--- AIM OF THE EXERCISE ---
Locate the word "Field" in the data below, then copy every line that holds it.

━━━━━ ENTRIES SUPPLIED ━━━━━

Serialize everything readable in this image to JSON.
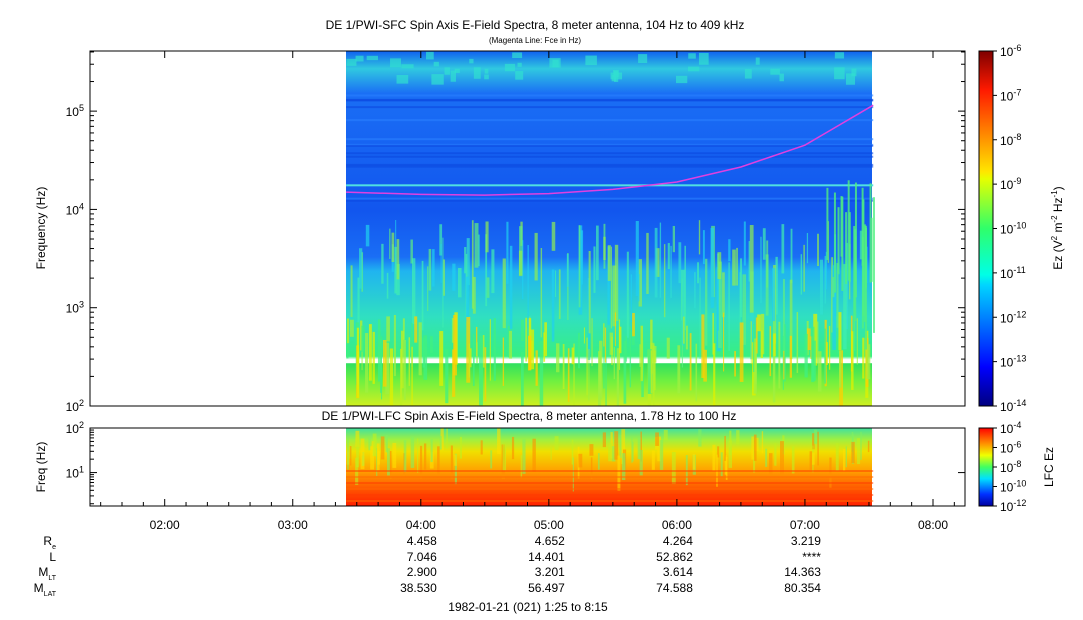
{
  "chart_data": [
    {
      "type": "heatmap",
      "title": "DE 1/PWI-SFC  Spin Axis E-Field Spectra, 8 meter antenna, 104 Hz to 409 kHz",
      "subtitle": "(Magenta Line: Fce in Hz)",
      "ylabel": "Frequency (Hz)",
      "yscale": "log",
      "ylim": [
        100,
        409000
      ],
      "yticks": [
        {
          "base": "10",
          "exp": "2"
        },
        {
          "base": "10",
          "exp": "3"
        },
        {
          "base": "10",
          "exp": "4"
        },
        {
          "base": "10",
          "exp": "5"
        }
      ],
      "data_time_range": [
        "03:25",
        "07:32"
      ],
      "colorbar": {
        "label": "Ez (V2 m-2 Hz-1)",
        "label_parts": {
          "pre": "Ez (V",
          "sup1": "2",
          "mid": " m",
          "sup2": "-2",
          "mid2": " Hz",
          "sup3": "-1",
          "post": ")"
        },
        "scale": "log",
        "range": [
          1e-14,
          1e-06
        ],
        "ticks": [
          {
            "base": "10",
            "exp": "-6"
          },
          {
            "base": "10",
            "exp": "-7"
          },
          {
            "base": "10",
            "exp": "-8"
          },
          {
            "base": "10",
            "exp": "-9"
          },
          {
            "base": "10",
            "exp": "-10"
          },
          {
            "base": "10",
            "exp": "-11"
          },
          {
            "base": "10",
            "exp": "-12"
          },
          {
            "base": "10",
            "exp": "-13"
          },
          {
            "base": "10",
            "exp": "-14"
          }
        ]
      },
      "fce_line": {
        "color": "#e040e0",
        "times": [
          "03:25",
          "04:00",
          "04:30",
          "05:00",
          "05:30",
          "06:00",
          "06:30",
          "07:00",
          "07:32"
        ],
        "values": [
          15000,
          14200,
          14000,
          14500,
          16000,
          19000,
          27000,
          45000,
          115000
        ]
      }
    },
    {
      "type": "heatmap",
      "title": "DE 1/PWI-LFC  Spin Axis E-Field Spectra, 8 meter antenna, 1.78 Hz to 100 Hz",
      "ylabel": "Freq (Hz)",
      "yscale": "log",
      "ylim": [
        1.78,
        100
      ],
      "yticks": [
        {
          "base": "10",
          "exp": "1"
        },
        {
          "base": "10",
          "exp": "2"
        }
      ],
      "data_time_range": [
        "03:25",
        "07:32"
      ],
      "colorbar": {
        "label": "LFC Ez",
        "scale": "log",
        "range": [
          1e-12,
          0.0001
        ],
        "ticks": [
          {
            "base": "10",
            "exp": "-4"
          },
          {
            "base": "10",
            "exp": "-6"
          },
          {
            "base": "10",
            "exp": "-8"
          },
          {
            "base": "10",
            "exp": "-10"
          },
          {
            "base": "10",
            "exp": "-12"
          }
        ]
      },
      "xticks": [
        "02:00",
        "03:00",
        "04:00",
        "05:00",
        "06:00",
        "07:00",
        "08:00"
      ],
      "xlim": [
        "01:25",
        "08:15"
      ]
    }
  ],
  "ephemeris": {
    "rows": [
      {
        "label": "R",
        "sub": "e",
        "values": [
          "4.458",
          "4.652",
          "4.264",
          "3.219"
        ]
      },
      {
        "label": "L",
        "sub": "",
        "values": [
          "7.046",
          "14.401",
          "52.862",
          "****"
        ]
      },
      {
        "label": "M",
        "sub": "LT",
        "values": [
          "2.900",
          "3.201",
          "3.614",
          "14.363"
        ]
      },
      {
        "label": "M",
        "sub": "LAT",
        "values": [
          "38.530",
          "56.497",
          "74.588",
          "80.354"
        ]
      }
    ],
    "times": [
      "04:00",
      "05:00",
      "06:00",
      "07:00"
    ]
  },
  "date_label": "1982-01-21 (021) 1:25 to 8:15",
  "colors": {
    "fce": "#e040e0",
    "gap": "#ffffff"
  }
}
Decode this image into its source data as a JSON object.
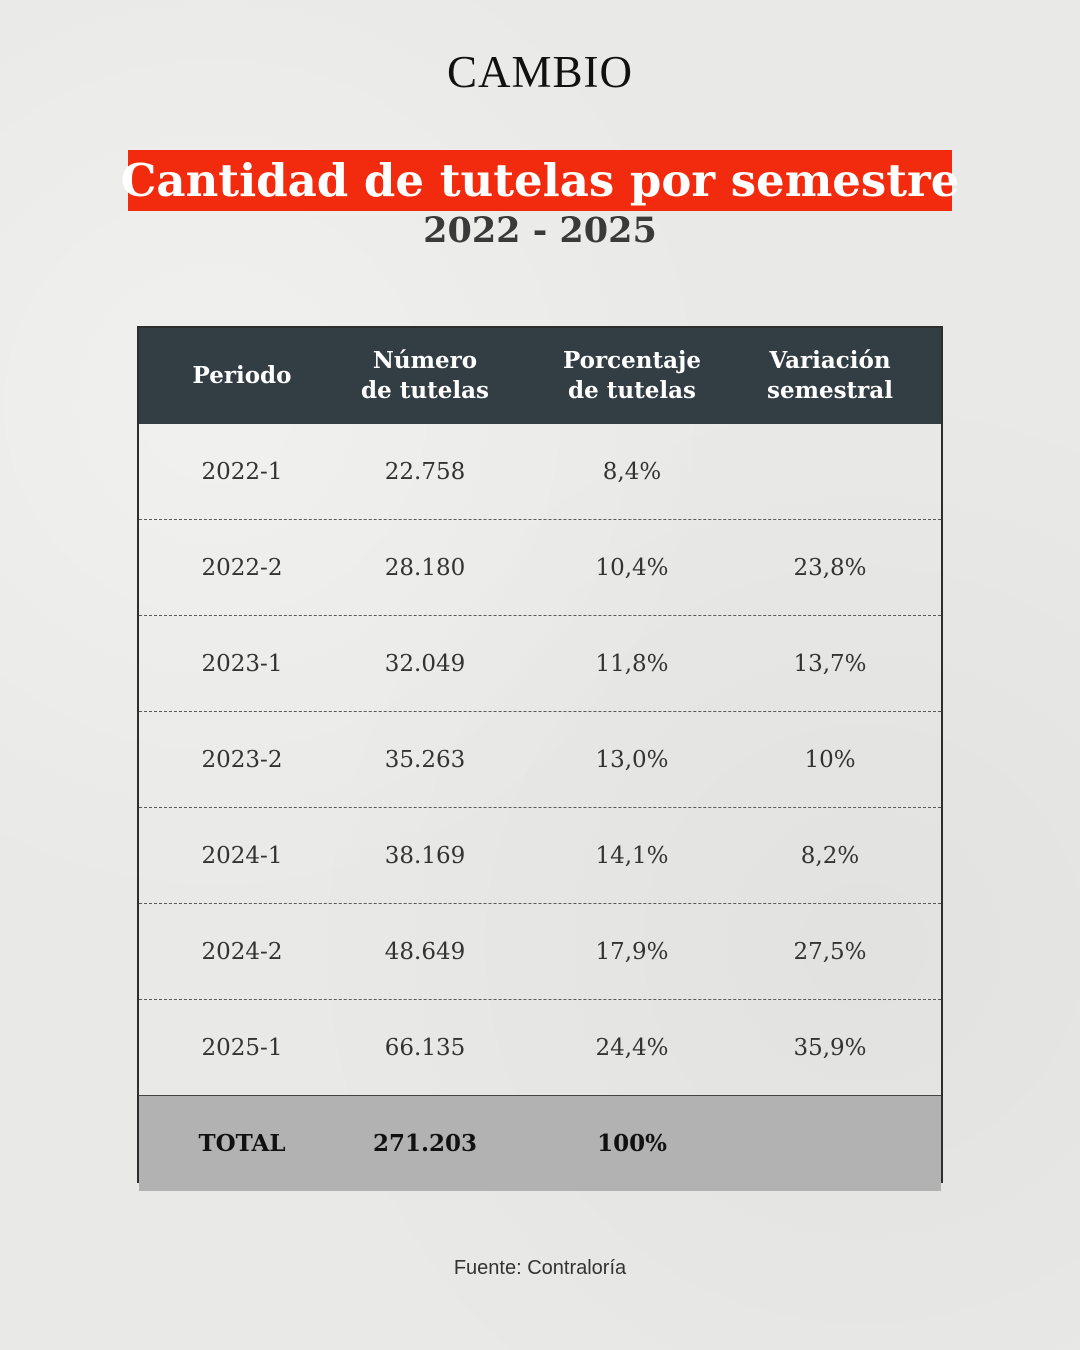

━━━━━

--- FINAL ANSWER ---
      "title": "DE 1/PWI-SFC  Spin Axis E-Field Spectra, 8 meter antenna, 104 Hz to 409 kHz",
      "title": "DE 1/PWI-LFC  Spin Axis E-Field Spectra, 8 meter antenna, 1.78 Hz to 100 Hz",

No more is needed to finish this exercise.